Data records:
○ ○ ○

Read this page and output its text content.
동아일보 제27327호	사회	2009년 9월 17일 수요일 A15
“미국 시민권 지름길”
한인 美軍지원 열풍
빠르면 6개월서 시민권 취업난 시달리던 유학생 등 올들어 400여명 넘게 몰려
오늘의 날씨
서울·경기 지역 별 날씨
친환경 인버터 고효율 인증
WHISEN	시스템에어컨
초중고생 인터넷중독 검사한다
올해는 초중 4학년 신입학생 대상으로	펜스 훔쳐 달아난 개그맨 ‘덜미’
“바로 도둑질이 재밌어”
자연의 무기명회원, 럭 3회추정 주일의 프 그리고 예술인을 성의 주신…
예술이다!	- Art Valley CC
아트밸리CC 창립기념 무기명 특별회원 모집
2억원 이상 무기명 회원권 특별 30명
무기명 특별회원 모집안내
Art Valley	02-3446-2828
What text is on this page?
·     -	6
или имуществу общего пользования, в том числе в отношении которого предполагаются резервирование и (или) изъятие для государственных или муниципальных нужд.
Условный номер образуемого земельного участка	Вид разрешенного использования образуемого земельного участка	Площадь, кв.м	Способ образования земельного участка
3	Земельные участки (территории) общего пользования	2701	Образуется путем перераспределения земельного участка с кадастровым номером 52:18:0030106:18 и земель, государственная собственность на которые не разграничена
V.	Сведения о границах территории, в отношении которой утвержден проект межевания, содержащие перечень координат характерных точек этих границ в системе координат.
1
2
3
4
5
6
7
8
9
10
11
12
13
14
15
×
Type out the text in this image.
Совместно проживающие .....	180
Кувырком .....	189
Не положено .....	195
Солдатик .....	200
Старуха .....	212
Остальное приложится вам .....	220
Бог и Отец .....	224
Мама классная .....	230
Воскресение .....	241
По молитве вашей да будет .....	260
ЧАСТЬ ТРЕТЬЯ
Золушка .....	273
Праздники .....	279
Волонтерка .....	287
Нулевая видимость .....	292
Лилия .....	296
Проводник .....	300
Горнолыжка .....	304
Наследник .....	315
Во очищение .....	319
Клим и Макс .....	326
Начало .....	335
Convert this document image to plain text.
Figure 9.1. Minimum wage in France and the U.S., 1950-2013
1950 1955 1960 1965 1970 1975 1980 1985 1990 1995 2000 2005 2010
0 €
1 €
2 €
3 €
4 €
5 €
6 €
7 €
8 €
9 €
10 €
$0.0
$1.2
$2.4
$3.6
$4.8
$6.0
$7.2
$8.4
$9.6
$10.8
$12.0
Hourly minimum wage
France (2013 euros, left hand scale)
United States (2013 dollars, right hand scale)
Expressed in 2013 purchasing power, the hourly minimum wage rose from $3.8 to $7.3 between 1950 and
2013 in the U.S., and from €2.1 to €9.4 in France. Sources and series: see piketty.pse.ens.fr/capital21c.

○ ○ ○

### What you need to do
Set down, unchanged, the line that contains "Convert this document image to plain text." together with every later line in the records, through the last one.

### Exercise solution
Convert this document image to plain text.
Figure 9.1. Minimum wage in France and the U.S., 1950-2013
1950 1955 1960 1965 1970 1975 1980 1985 1990 1995 2000 2005 2010
0 €
1 €
2 €
3 €
4 €
5 €
6 €
7 €
8 €
9 €
10 €
$0.0
$1.2
$2.4
$3.6
$4.8
$6.0
$7.2
$8.4
$9.6
$10.8
$12.0
Hourly minimum wage
France (2013 euros, left hand scale)
United States (2013 dollars, right hand scale)
Expressed in 2013 purchasing power, the hourly minimum wage rose from $3.8 to $7.3 between 1950 and
2013 in the U.S., and from €2.1 to €9.4 in France. Sources and series: see piketty.pse.ens.fr/capital21c.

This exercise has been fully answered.